§ **AIM OF THE TASK**: Pick out each line of the material below that contains the string "icon", and copy those lines in full.

(Spatial layout entries)
=======
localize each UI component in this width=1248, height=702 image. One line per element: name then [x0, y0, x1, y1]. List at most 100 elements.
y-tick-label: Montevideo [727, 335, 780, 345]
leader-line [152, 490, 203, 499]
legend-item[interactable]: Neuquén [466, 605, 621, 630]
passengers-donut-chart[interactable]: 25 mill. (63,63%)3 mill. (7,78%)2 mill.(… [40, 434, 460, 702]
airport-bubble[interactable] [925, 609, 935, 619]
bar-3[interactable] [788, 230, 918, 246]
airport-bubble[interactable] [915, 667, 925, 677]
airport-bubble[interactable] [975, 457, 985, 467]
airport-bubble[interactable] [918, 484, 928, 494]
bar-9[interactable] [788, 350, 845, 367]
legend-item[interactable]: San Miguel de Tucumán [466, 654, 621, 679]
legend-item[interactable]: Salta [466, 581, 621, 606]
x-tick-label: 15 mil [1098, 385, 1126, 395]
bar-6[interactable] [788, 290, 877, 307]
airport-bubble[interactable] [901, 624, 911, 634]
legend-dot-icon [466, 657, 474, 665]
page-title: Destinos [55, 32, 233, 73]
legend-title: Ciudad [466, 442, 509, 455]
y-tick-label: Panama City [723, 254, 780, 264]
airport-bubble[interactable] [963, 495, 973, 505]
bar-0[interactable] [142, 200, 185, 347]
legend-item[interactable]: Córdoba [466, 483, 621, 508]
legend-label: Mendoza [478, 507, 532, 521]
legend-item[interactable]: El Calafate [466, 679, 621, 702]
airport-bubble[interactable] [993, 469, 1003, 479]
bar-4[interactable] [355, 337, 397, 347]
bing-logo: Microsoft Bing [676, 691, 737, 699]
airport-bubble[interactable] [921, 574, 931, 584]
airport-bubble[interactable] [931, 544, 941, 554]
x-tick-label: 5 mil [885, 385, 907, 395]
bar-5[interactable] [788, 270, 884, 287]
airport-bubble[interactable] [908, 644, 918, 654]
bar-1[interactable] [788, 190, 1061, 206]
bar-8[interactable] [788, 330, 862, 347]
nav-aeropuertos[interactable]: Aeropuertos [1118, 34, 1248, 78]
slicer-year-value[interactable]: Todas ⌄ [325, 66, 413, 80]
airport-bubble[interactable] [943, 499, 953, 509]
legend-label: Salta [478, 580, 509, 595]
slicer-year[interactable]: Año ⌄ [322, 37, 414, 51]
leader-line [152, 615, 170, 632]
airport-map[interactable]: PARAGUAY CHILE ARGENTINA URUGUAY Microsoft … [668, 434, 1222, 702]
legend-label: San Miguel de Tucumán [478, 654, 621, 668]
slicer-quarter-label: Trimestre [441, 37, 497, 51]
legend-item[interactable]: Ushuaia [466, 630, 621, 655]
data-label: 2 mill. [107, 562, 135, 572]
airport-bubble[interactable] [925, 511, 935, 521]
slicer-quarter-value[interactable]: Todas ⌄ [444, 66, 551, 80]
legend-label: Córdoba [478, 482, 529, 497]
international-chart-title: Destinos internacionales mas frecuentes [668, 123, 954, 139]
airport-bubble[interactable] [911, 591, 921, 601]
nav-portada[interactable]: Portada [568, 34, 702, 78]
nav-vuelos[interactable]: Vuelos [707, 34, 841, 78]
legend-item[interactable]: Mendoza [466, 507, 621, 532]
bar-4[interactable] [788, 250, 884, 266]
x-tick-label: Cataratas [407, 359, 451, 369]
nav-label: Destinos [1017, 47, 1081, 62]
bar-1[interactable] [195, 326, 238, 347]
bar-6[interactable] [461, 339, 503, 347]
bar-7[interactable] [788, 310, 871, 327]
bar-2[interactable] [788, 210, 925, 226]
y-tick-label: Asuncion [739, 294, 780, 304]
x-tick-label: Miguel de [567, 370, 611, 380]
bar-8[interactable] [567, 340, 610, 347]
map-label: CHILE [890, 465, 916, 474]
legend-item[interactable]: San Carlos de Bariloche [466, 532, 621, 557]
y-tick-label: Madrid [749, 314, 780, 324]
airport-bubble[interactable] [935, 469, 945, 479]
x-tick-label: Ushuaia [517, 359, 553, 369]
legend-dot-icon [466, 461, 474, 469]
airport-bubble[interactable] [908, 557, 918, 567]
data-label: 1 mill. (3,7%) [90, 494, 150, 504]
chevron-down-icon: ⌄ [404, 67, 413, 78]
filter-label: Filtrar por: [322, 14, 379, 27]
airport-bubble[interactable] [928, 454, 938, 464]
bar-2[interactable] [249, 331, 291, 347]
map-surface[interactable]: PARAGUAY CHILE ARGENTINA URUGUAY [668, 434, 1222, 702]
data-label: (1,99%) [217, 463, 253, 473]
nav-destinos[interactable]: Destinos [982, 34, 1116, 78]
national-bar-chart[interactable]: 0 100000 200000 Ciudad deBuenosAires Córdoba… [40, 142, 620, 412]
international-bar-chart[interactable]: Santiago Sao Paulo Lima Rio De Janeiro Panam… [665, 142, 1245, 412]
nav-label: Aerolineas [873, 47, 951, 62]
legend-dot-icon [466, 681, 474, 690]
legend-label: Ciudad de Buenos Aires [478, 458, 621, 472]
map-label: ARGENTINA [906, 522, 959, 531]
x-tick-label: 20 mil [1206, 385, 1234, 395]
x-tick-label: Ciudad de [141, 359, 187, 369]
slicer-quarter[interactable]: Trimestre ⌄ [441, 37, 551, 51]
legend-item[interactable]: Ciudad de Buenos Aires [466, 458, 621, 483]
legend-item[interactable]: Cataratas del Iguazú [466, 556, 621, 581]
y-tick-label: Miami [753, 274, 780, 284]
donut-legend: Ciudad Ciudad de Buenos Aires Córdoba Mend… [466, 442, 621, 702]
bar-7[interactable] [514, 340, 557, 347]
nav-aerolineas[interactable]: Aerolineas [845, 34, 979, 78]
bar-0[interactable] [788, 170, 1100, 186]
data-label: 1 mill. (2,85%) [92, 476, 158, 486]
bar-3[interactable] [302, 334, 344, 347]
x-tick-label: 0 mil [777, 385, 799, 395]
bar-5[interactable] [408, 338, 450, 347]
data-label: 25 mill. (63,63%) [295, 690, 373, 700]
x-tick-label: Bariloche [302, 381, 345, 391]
=======
§ **CORRECT RESPONSE**:
legend-dot-icon [466, 657, 474, 665]
legend-dot-icon [466, 461, 474, 469]
chevron-down-icon: ⌄ [404, 67, 413, 78]
legend-dot-icon [466, 681, 474, 690]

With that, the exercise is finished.